» STATED TASK:
Return the number of lines holding "Baffles", with nothing added.

» MATERIAL FOR THIS EXERCISE:
┄┄┄┄┄┄
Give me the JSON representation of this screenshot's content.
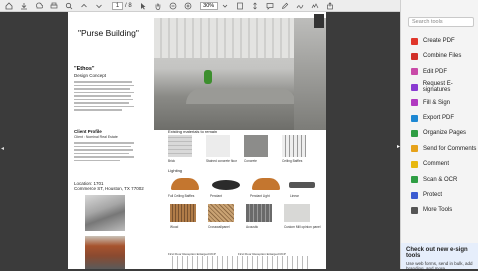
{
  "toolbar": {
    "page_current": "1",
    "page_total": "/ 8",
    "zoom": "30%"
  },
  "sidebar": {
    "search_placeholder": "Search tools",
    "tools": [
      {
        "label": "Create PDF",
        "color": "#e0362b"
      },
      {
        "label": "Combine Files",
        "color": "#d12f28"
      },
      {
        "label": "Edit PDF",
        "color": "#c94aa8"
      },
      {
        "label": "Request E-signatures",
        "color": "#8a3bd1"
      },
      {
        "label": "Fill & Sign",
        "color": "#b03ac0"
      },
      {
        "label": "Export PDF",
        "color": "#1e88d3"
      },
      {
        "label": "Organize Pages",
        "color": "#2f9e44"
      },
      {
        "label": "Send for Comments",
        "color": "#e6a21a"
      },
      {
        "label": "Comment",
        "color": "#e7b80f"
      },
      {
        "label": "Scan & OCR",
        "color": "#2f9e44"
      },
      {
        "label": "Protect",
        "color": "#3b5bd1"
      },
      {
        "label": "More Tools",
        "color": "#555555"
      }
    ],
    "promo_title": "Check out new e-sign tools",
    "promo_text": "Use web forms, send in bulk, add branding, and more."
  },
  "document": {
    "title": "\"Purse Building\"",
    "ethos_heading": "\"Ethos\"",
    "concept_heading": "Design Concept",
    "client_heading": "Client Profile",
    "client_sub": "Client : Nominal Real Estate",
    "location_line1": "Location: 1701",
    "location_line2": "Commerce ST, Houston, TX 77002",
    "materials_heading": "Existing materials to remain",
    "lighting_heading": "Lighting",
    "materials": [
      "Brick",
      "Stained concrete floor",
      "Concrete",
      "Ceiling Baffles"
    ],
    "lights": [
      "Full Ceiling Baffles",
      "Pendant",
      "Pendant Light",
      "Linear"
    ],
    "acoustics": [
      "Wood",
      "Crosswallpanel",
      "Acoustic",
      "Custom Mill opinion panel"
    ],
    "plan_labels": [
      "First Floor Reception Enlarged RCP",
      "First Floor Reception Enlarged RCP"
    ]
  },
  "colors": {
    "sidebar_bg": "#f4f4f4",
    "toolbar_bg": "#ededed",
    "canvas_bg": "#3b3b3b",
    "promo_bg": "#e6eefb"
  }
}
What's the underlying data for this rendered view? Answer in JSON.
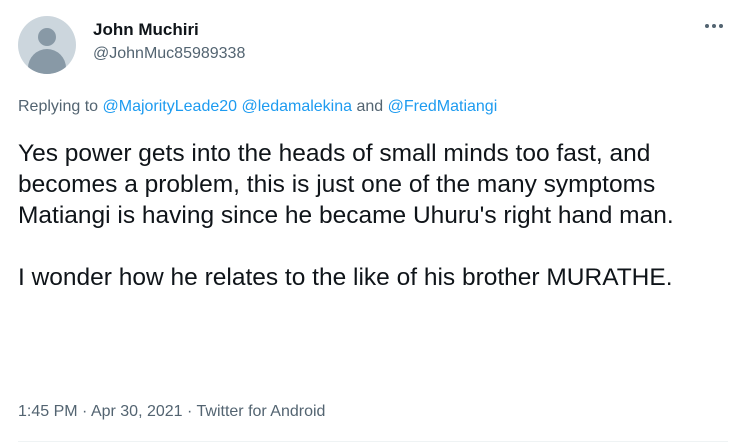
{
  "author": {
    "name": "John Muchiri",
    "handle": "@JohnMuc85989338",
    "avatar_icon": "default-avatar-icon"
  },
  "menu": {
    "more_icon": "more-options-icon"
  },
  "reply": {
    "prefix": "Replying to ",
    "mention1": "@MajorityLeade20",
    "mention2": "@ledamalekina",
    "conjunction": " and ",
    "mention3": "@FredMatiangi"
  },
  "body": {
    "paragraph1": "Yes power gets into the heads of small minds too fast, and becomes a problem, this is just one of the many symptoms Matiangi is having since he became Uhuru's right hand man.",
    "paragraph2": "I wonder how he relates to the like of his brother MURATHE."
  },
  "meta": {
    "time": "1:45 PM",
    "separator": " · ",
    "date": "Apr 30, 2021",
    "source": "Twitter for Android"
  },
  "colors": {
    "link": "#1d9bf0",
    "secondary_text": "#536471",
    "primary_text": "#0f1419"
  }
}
┄┄┄┄┄┄
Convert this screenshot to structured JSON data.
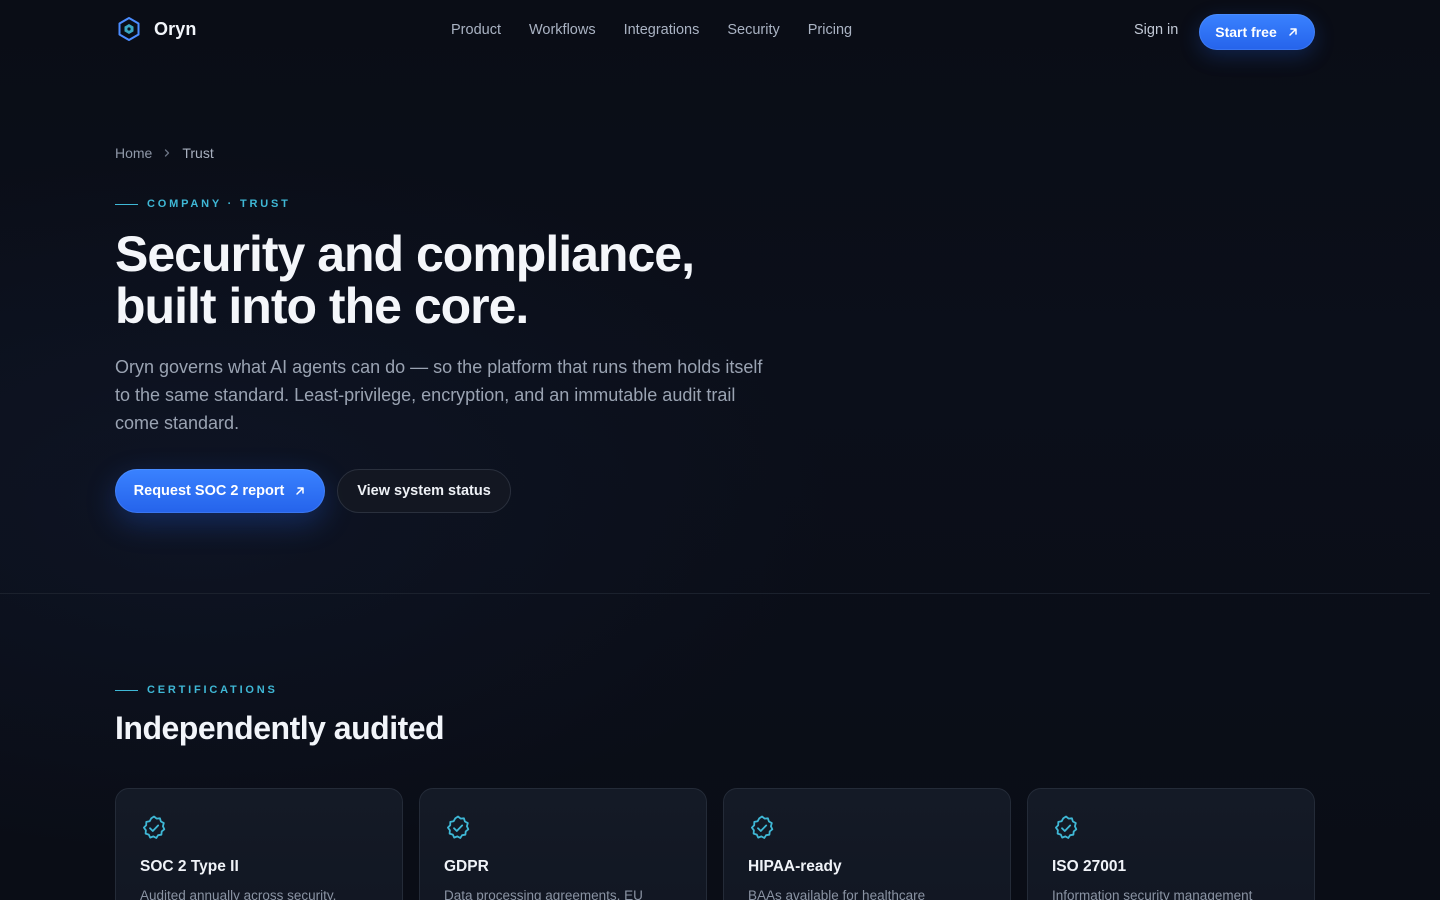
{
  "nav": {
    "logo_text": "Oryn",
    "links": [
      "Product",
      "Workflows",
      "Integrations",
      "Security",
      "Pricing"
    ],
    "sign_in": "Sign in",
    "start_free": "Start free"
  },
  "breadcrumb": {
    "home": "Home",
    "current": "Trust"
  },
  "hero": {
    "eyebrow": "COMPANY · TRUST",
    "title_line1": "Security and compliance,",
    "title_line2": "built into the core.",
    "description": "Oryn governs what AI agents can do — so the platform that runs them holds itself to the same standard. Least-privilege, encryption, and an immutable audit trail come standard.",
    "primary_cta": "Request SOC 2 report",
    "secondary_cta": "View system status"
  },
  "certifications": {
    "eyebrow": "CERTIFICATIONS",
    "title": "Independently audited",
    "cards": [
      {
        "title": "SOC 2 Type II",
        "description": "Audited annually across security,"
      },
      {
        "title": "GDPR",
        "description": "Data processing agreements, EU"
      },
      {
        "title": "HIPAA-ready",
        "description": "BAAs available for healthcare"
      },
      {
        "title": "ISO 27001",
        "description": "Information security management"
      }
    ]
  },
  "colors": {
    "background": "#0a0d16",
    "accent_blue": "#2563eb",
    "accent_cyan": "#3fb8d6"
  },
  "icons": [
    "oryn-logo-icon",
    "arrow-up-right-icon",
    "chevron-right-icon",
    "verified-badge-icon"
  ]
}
┄┄┄┄┄┄
» OUTPUT OF THE EXERCISE:
2